▶ Brief:
Would you reproduce every line of the entries below verbatim, without changing or leaving out anything?

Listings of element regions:
## BEGIN
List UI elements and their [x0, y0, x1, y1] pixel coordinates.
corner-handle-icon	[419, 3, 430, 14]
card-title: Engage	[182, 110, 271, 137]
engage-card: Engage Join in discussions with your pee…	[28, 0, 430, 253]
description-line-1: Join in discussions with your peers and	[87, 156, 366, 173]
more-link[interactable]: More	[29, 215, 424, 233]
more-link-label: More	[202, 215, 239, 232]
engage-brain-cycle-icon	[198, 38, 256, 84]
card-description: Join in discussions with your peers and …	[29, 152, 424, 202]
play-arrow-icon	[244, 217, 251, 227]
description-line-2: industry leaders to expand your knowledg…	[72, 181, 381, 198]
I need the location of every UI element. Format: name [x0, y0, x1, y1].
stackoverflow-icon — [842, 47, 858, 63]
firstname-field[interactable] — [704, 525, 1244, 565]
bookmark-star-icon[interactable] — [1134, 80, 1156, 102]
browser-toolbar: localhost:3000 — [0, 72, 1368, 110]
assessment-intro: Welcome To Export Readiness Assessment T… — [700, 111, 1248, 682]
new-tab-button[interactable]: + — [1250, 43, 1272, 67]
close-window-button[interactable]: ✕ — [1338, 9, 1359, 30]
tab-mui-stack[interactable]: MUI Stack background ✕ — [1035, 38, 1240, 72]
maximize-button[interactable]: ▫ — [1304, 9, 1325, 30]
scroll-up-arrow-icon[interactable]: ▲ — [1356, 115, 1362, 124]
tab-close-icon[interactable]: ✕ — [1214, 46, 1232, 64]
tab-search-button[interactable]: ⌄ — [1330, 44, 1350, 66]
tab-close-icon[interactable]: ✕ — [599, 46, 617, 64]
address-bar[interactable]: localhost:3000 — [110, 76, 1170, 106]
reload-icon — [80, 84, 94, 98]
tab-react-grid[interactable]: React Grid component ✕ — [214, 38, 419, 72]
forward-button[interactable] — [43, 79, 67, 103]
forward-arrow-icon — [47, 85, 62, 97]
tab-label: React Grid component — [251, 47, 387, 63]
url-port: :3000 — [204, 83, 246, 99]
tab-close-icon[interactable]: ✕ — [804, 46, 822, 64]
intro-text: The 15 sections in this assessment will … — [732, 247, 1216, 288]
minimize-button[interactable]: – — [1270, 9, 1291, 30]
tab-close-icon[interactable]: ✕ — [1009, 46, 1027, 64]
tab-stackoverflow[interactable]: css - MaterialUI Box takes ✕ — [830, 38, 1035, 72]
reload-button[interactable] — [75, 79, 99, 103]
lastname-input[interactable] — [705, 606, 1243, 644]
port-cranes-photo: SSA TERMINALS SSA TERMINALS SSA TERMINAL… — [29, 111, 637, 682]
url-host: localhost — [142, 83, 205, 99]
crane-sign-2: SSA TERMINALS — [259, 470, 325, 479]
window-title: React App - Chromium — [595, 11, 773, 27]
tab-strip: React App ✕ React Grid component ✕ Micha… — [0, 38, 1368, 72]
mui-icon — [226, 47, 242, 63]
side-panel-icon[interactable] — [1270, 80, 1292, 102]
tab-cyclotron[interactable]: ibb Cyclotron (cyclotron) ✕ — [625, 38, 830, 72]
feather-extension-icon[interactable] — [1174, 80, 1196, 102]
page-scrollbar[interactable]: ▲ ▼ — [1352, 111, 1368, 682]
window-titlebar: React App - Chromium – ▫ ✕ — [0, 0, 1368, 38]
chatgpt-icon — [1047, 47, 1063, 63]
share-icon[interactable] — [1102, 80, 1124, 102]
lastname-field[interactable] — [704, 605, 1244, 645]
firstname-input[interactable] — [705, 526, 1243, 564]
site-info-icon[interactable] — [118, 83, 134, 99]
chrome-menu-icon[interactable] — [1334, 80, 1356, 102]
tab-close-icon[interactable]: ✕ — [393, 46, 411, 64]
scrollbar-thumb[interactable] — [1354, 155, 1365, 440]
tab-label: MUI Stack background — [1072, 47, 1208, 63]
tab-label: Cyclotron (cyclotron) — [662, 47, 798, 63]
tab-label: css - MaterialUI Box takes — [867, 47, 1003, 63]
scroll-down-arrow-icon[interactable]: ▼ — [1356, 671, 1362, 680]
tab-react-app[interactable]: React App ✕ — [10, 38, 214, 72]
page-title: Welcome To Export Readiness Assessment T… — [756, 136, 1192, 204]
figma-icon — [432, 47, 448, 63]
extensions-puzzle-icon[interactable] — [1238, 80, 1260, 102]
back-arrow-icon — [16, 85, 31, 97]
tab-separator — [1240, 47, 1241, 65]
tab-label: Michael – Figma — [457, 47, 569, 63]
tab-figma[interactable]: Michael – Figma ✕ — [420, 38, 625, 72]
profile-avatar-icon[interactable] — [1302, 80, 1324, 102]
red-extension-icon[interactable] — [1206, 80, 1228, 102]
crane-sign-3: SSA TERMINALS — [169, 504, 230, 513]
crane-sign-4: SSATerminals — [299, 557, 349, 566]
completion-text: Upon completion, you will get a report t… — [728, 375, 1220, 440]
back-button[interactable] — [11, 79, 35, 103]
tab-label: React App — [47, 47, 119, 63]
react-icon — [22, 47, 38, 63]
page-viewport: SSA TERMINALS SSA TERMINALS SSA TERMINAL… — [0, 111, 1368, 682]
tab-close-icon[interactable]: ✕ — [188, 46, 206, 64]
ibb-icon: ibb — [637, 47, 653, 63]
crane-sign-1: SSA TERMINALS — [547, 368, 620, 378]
## END
▶ Exercise output:
List UI elements and their [x0, y0, x1, y1] pixel coordinates.
corner-handle-icon	[419, 3, 430, 14]
card-title: Engage	[182, 110, 271, 137]
engage-card: Engage Join in discussions with your pee…	[28, 0, 430, 253]
description-line-1: Join in discussions with your peers and	[87, 156, 366, 173]
more-link[interactable]: More	[29, 215, 424, 233]
more-link-label: More	[202, 215, 239, 232]
engage-brain-cycle-icon	[198, 38, 256, 84]
card-description: Join in discussions with your peers and …	[29, 152, 424, 202]
play-arrow-icon	[244, 217, 251, 227]
description-line-2: industry leaders to expand your knowledg…	[72, 181, 381, 198]
I need the location of every UI element. Format: name [x0, y0, x1, y1].
stackoverflow-icon — [842, 47, 858, 63]
firstname-field[interactable] — [704, 525, 1244, 565]
bookmark-star-icon[interactable] — [1134, 80, 1156, 102]
browser-toolbar: localhost:3000 — [0, 72, 1368, 110]
assessment-intro: Welcome To Export Readiness Assessment T… — [700, 111, 1248, 682]
new-tab-button[interactable]: + — [1250, 43, 1272, 67]
close-window-button[interactable]: ✕ — [1338, 9, 1359, 30]
tab-mui-stack[interactable]: MUI Stack background ✕ — [1035, 38, 1240, 72]
maximize-button[interactable]: ▫ — [1304, 9, 1325, 30]
scroll-up-arrow-icon[interactable]: ▲ — [1356, 115, 1362, 124]
tab-close-icon[interactable]: ✕ — [1214, 46, 1232, 64]
tab-search-button[interactable]: ⌄ — [1330, 44, 1350, 66]
tab-close-icon[interactable]: ✕ — [599, 46, 617, 64]
address-bar[interactable]: localhost:3000 — [110, 76, 1170, 106]
reload-icon — [80, 84, 94, 98]
tab-react-grid[interactable]: React Grid component ✕ — [214, 38, 419, 72]
forward-button[interactable] — [43, 79, 67, 103]
forward-arrow-icon — [47, 85, 62, 97]
tab-label: React Grid component — [251, 47, 387, 63]
url-port: :3000 — [204, 83, 246, 99]
tab-close-icon[interactable]: ✕ — [804, 46, 822, 64]
intro-text: The 15 sections in this assessment will … — [732, 247, 1216, 288]
minimize-button[interactable]: – — [1270, 9, 1291, 30]
tab-close-icon[interactable]: ✕ — [1009, 46, 1027, 64]
tab-stackoverflow[interactable]: css - MaterialUI Box takes ✕ — [830, 38, 1035, 72]
reload-button[interactable] — [75, 79, 99, 103]
lastname-input[interactable] — [705, 606, 1243, 644]
port-cranes-photo: SSA TERMINALS SSA TERMINALS SSA TERMINAL… — [29, 111, 637, 682]
url-host: localhost — [142, 83, 205, 99]
crane-sign-2: SSA TERMINALS — [259, 470, 325, 479]
window-title: React App - Chromium — [595, 11, 773, 27]
tab-strip: React App ✕ React Grid component ✕ Micha… — [0, 38, 1368, 72]
mui-icon — [226, 47, 242, 63]
side-panel-icon[interactable] — [1270, 80, 1292, 102]
tab-cyclotron[interactable]: ibb Cyclotron (cyclotron) ✕ — [625, 38, 830, 72]
feather-extension-icon[interactable] — [1174, 80, 1196, 102]
page-scrollbar[interactable]: ▲ ▼ — [1352, 111, 1368, 682]
window-titlebar: React App - Chromium – ▫ ✕ — [0, 0, 1368, 38]
chatgpt-icon — [1047, 47, 1063, 63]
share-icon[interactable] — [1102, 80, 1124, 102]
lastname-field[interactable] — [704, 605, 1244, 645]
firstname-input[interactable] — [705, 526, 1243, 564]
site-info-icon[interactable] — [118, 83, 134, 99]
chrome-menu-icon[interactable] — [1334, 80, 1356, 102]
tab-close-icon[interactable]: ✕ — [393, 46, 411, 64]
scrollbar-thumb[interactable] — [1354, 155, 1365, 440]
tab-label: MUI Stack background — [1072, 47, 1208, 63]
tab-label: Cyclotron (cyclotron) — [662, 47, 798, 63]
tab-label: css - MaterialUI Box takes — [867, 47, 1003, 63]
scroll-down-arrow-icon[interactable]: ▼ — [1356, 671, 1362, 680]
tab-react-app[interactable]: React App ✕ — [10, 38, 214, 72]
page-title: Welcome To Export Readiness Assessment T… — [756, 136, 1192, 204]
figma-icon — [432, 47, 448, 63]
extensions-puzzle-icon[interactable] — [1238, 80, 1260, 102]
back-arrow-icon — [16, 85, 31, 97]
tab-separator — [1240, 47, 1241, 65]
tab-label: Michael – Figma — [457, 47, 569, 63]
tab-figma[interactable]: Michael – Figma ✕ — [420, 38, 625, 72]
profile-avatar-icon[interactable] — [1302, 80, 1324, 102]
red-extension-icon[interactable] — [1206, 80, 1228, 102]
crane-sign-3: SSA TERMINALS — [169, 504, 230, 513]
crane-sign-4: SSATerminals — [299, 557, 349, 566]
completion-text: Upon completion, you will get a report t… — [728, 375, 1220, 440]
back-button[interactable] — [11, 79, 35, 103]
tab-label: React App — [47, 47, 119, 63]
react-icon — [22, 47, 38, 63]
page-viewport: SSA TERMINALS SSA TERMINALS SSA TERMINAL… — [0, 111, 1368, 682]
tab-close-icon[interactable]: ✕ — [188, 46, 206, 64]
ibb-icon: ibb — [637, 47, 653, 63]
crane-sign-1: SSA TERMINALS — [547, 368, 620, 378]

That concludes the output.